*Exercise inputs*
————

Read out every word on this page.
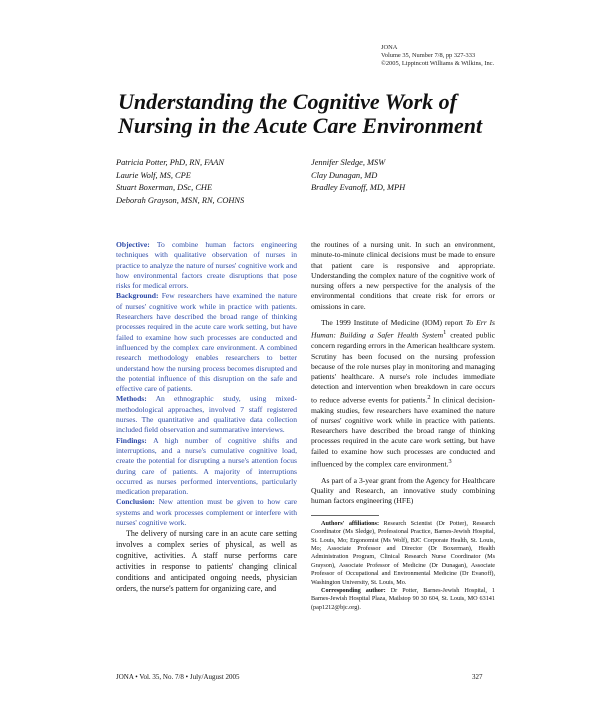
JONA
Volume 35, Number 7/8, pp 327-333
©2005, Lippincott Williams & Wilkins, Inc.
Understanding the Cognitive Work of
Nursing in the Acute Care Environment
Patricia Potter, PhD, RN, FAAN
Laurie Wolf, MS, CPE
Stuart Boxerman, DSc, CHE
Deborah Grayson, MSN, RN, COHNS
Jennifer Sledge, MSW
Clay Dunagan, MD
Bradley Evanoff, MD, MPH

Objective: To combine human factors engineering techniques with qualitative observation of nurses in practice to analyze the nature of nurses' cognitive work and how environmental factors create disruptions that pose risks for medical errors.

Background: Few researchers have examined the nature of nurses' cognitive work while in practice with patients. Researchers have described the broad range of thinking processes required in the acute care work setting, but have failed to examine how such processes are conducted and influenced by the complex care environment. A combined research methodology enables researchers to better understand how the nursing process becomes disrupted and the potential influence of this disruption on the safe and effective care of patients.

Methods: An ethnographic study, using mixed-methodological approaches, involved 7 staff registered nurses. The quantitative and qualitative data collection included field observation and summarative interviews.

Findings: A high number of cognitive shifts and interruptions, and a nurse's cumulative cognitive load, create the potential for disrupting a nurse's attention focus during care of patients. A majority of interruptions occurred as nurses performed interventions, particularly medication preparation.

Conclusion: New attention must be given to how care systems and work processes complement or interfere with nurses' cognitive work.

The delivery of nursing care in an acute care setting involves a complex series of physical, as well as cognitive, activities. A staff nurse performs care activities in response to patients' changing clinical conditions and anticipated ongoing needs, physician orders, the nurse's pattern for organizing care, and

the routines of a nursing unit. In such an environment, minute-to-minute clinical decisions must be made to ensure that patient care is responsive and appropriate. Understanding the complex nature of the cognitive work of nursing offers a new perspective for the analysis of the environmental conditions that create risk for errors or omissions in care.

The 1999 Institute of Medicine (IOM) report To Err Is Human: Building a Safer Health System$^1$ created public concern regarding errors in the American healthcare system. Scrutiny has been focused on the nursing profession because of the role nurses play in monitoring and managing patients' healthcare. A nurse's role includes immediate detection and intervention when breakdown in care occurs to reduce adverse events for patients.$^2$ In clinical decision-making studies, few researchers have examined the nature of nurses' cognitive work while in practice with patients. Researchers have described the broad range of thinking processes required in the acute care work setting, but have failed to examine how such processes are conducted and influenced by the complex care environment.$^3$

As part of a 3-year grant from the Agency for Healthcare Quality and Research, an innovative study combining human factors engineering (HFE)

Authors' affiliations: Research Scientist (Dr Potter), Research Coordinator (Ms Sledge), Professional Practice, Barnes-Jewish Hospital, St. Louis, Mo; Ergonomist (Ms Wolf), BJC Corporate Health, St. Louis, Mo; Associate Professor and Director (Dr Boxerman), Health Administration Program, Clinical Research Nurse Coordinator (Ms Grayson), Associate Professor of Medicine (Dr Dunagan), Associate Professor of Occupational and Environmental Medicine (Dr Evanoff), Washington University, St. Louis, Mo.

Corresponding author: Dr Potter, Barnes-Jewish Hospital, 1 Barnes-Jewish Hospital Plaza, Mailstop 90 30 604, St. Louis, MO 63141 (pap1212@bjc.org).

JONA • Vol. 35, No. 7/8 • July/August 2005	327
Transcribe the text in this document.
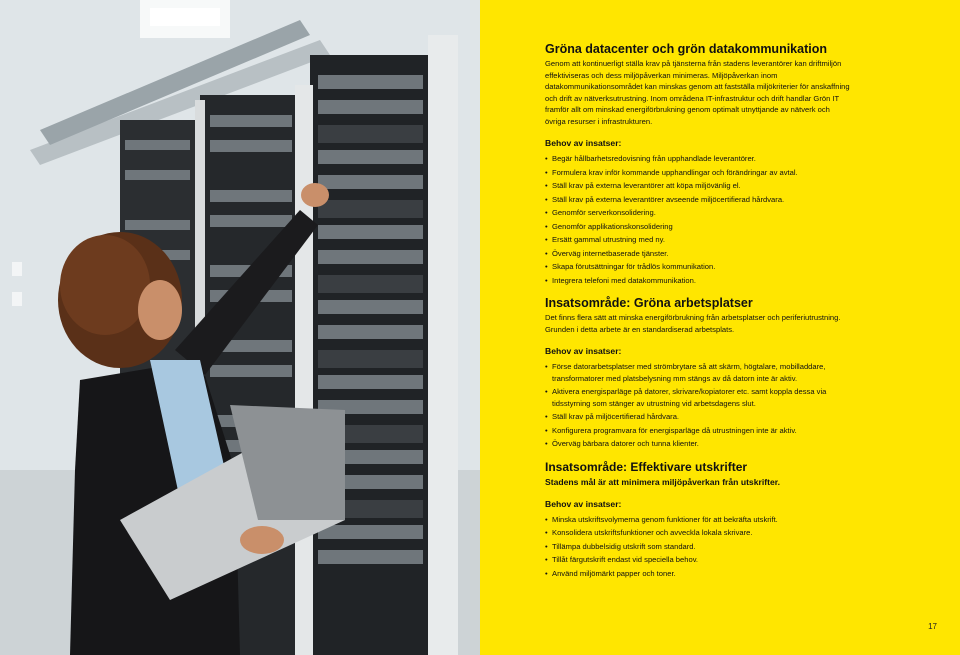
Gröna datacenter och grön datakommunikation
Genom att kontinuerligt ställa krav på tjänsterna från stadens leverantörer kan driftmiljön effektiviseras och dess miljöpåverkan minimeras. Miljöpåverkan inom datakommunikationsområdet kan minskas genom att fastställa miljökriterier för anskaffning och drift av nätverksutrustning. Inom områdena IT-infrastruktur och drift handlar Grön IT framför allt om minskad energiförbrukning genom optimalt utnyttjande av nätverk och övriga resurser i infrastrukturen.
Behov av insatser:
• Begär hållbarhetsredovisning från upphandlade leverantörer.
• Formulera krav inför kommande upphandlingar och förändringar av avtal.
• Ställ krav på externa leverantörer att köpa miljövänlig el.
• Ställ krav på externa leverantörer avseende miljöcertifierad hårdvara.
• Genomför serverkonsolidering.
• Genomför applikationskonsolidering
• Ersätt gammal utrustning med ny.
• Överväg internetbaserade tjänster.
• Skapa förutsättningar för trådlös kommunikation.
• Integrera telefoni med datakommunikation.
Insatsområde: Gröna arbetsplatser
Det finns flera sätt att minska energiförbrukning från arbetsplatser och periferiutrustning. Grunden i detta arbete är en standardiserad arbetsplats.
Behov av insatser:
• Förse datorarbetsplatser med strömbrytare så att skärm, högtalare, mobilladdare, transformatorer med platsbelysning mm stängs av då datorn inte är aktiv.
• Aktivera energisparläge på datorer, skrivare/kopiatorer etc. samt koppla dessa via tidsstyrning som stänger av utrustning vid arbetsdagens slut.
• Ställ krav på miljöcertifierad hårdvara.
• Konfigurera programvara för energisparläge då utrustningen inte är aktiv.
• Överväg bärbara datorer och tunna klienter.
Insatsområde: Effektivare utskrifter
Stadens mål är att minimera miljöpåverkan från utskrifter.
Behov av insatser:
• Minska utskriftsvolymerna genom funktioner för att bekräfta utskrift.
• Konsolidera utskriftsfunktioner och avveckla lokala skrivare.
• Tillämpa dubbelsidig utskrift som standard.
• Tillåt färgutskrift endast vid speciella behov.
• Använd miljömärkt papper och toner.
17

————

*What you are asked to do*
Identify each line in the records above containing the word "JONA"; copy those lines.

*Response to this task*
JONA
JONA • Vol. 35, No. 7/8 • July/August 2005	327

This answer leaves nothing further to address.